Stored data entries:
-- Start --

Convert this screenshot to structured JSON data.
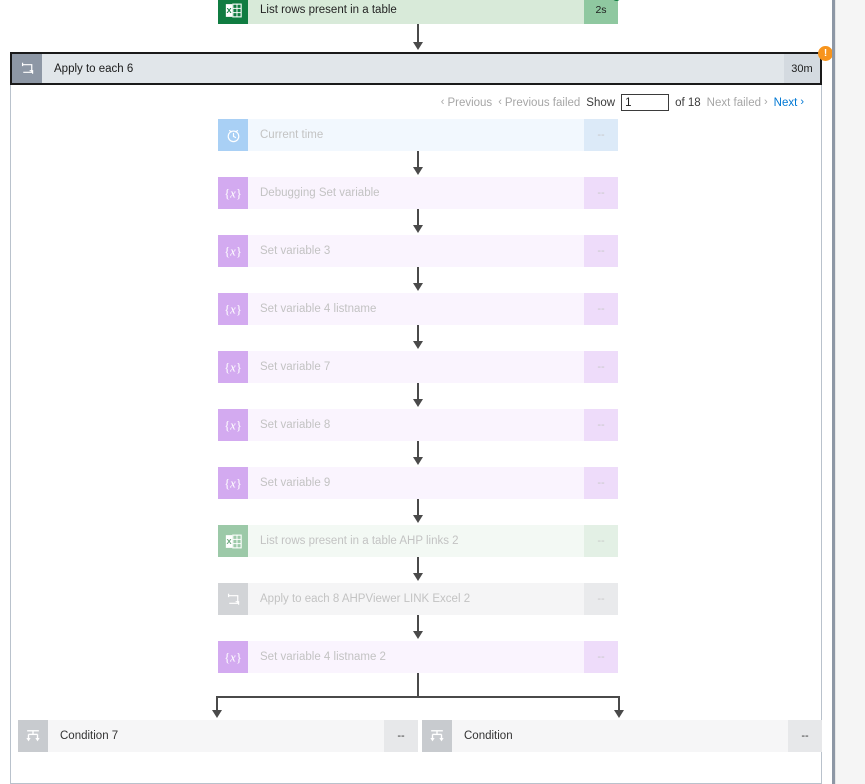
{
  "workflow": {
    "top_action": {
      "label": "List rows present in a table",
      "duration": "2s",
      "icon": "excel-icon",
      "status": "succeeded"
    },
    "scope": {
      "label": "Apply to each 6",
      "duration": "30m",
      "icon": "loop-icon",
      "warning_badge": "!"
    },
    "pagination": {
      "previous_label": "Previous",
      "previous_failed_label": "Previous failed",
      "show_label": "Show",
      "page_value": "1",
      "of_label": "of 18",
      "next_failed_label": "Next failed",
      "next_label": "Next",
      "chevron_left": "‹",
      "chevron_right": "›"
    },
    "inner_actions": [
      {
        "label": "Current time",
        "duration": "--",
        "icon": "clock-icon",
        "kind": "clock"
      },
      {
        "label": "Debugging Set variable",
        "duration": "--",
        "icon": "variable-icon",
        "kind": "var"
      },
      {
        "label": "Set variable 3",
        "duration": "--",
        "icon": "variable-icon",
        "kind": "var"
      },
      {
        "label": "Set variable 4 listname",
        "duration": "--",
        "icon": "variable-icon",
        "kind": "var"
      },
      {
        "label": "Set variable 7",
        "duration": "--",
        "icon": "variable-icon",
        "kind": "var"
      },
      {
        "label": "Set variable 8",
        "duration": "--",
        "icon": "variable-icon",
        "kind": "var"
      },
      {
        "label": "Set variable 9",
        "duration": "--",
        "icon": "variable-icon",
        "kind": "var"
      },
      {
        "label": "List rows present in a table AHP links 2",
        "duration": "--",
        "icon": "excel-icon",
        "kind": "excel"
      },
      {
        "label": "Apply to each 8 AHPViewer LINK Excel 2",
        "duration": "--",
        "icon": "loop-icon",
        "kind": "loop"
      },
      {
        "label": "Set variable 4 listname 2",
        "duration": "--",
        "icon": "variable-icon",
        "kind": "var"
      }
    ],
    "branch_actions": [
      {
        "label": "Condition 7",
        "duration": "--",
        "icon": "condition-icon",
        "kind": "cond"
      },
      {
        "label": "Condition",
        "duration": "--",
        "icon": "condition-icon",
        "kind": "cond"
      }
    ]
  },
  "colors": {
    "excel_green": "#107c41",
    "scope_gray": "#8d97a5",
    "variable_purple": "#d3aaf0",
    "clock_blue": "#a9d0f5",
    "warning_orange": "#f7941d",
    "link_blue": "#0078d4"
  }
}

-- End --

_GIVEN INSTRUCTION_:
List every line above that holds the word "Apply".

_FINAL RESULT_:
      "label": "Apply to each 6",
        "label": "Apply to each 8 AHPViewer LINK Excel 2",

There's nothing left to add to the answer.